> _Directive_:
For each line in the data below that holds "G²Mm", return a copy.

> _Records provided_:
*-*-*
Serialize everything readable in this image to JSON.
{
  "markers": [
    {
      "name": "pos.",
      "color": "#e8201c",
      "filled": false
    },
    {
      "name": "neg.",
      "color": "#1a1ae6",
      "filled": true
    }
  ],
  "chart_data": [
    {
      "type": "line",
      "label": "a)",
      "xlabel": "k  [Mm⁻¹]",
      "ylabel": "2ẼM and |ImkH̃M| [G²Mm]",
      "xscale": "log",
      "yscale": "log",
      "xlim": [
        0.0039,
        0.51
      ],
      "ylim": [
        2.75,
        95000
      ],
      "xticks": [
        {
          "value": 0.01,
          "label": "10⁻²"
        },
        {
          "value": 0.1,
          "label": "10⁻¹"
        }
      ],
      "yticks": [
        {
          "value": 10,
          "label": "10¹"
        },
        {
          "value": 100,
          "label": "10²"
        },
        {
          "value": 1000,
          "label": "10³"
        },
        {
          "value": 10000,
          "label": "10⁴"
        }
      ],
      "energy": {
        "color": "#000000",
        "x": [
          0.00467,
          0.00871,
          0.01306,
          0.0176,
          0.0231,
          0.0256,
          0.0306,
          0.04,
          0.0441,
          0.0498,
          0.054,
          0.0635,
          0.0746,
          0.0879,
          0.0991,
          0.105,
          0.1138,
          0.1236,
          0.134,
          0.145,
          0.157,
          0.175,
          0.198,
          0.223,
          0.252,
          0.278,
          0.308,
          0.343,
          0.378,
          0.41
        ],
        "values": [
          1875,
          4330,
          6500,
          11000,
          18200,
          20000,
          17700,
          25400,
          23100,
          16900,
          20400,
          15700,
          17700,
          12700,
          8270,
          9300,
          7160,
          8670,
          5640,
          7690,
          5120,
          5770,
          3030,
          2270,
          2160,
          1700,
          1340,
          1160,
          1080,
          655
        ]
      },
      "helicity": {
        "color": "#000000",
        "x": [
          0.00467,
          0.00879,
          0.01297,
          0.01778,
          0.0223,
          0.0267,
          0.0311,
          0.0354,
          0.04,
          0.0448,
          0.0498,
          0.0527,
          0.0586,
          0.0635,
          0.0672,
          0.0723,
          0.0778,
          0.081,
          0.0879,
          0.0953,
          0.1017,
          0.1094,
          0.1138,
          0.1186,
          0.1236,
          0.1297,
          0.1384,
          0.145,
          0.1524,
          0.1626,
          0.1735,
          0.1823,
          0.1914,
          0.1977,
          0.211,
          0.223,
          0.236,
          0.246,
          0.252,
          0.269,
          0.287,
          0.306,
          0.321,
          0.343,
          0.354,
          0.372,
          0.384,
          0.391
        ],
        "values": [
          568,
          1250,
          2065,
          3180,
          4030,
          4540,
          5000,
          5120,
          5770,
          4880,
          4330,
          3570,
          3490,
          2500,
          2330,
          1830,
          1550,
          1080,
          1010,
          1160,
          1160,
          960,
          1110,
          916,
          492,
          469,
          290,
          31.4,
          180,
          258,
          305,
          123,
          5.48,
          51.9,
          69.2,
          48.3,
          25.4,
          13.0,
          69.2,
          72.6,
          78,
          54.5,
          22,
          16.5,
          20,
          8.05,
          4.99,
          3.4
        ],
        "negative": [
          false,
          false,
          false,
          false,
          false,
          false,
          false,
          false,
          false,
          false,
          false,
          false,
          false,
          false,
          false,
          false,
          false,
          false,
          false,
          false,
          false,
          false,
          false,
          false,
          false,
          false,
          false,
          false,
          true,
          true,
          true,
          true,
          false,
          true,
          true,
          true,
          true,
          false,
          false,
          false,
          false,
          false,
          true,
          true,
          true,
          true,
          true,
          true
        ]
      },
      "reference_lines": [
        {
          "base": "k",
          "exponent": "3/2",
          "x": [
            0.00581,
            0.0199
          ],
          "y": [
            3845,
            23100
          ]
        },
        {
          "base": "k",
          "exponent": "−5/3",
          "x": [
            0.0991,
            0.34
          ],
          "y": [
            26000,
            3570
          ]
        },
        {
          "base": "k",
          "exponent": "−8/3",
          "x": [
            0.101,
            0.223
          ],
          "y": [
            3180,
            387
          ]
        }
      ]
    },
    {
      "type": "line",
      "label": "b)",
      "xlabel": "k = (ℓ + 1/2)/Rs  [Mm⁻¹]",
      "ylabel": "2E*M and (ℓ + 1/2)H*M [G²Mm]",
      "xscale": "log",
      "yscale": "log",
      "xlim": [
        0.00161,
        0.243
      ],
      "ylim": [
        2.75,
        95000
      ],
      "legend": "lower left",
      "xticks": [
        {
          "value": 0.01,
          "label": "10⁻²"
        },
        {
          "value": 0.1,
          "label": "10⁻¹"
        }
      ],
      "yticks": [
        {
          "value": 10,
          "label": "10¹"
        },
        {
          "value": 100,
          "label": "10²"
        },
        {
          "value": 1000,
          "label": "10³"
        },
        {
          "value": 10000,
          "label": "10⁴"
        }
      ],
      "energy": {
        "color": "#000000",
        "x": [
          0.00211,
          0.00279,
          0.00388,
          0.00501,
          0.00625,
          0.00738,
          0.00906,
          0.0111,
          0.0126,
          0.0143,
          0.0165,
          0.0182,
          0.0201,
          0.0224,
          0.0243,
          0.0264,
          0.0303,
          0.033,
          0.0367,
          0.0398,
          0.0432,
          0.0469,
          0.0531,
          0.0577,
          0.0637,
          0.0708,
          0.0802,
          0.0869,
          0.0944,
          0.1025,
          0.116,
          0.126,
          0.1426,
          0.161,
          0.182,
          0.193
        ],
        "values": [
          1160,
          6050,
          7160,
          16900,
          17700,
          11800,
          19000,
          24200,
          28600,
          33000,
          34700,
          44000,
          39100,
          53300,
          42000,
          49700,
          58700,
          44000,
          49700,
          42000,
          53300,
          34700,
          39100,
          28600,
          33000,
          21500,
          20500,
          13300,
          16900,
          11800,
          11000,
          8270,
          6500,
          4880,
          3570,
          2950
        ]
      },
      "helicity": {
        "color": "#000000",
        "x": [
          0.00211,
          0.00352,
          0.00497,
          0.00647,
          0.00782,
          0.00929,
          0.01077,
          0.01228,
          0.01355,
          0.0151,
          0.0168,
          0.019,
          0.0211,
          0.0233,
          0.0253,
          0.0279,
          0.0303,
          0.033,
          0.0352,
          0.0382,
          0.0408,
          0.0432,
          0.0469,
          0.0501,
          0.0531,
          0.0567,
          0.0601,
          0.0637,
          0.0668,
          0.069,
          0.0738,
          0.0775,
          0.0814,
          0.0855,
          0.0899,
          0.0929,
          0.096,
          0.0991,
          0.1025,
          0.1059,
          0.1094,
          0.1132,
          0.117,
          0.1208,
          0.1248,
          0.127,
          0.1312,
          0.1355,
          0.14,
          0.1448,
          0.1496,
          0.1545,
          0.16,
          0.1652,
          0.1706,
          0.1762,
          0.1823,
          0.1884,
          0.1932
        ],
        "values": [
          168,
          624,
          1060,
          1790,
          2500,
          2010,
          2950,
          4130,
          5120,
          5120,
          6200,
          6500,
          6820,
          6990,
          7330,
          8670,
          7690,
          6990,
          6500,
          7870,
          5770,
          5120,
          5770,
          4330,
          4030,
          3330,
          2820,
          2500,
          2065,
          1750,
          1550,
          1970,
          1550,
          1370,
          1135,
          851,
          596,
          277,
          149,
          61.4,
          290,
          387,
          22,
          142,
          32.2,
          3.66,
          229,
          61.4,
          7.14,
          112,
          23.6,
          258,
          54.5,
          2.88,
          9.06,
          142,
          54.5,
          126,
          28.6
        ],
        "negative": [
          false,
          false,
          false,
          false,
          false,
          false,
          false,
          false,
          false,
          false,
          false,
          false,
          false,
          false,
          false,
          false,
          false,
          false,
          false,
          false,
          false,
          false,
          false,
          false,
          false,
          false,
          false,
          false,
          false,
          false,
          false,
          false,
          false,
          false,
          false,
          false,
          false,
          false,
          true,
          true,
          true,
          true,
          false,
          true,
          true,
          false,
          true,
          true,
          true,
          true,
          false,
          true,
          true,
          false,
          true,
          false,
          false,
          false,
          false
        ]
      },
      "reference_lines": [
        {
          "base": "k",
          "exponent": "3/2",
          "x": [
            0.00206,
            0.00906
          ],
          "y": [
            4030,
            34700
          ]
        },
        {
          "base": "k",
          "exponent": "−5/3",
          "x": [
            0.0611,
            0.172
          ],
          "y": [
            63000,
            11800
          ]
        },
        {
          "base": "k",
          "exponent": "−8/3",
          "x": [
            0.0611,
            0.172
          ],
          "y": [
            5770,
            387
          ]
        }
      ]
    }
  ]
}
*-*-*
> _Full answer_:
      "ylabel": "2ẼM and |ImkH̃M| [G²Mm]",
      "ylabel": "2E*M and (ℓ + 1/2)H*M [G²Mm]",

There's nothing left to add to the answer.